┌─ Records for this exercise

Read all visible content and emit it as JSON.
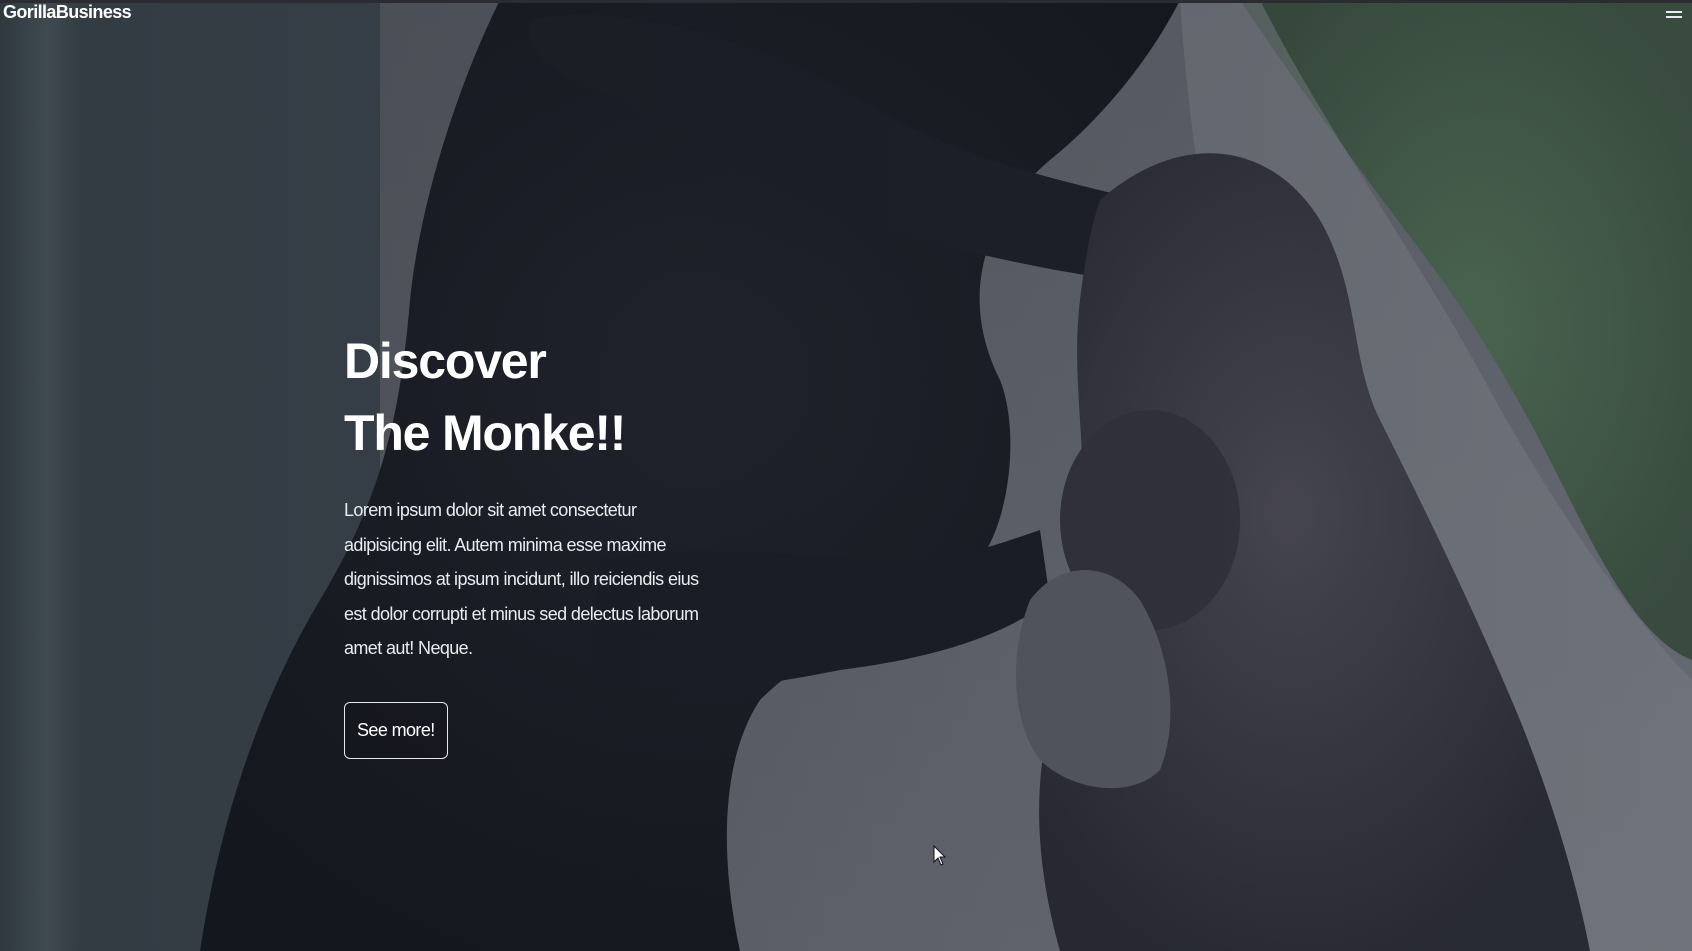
{
  "header": {
    "brand": "GorillaBusiness",
    "menu_icon": "hamburger-menu-icon"
  },
  "hero": {
    "title": "Discover The Monke!!",
    "description": "Lorem ipsum dolor sit amet consectetur adipisicing elit. Autem minima esse maxime dignissimos at ipsum incidunt, illo reiciendis eius est dolor corrupti et minus sed delectus laborum amet aut! Neque.",
    "cta_label": "See more!",
    "background_image": "gorilla-photo"
  },
  "colors": {
    "text_primary": "#ffffff",
    "text_secondary": "#e9ecef",
    "button_border": "#e6e8ea"
  }
}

└─

Reproduce the material above in full, exactly, with no images.

Read all visible content and emit it as JSON.
{
  "header": {
    "brand": "GorillaBusiness",
    "menu_icon": "hamburger-menu-icon"
  },
  "hero": {
    "title": "Discover The Monke!!",
    "description": "Lorem ipsum dolor sit amet consectetur adipisicing elit. Autem minima esse maxime dignissimos at ipsum incidunt, illo reiciendis eius est dolor corrupti et minus sed delectus laborum amet aut! Neque.",
    "cta_label": "See more!",
    "background_image": "gorilla-photo"
  },
  "colors": {
    "text_primary": "#ffffff",
    "text_secondary": "#e9ecef",
    "button_border": "#e6e8ea"
  }
}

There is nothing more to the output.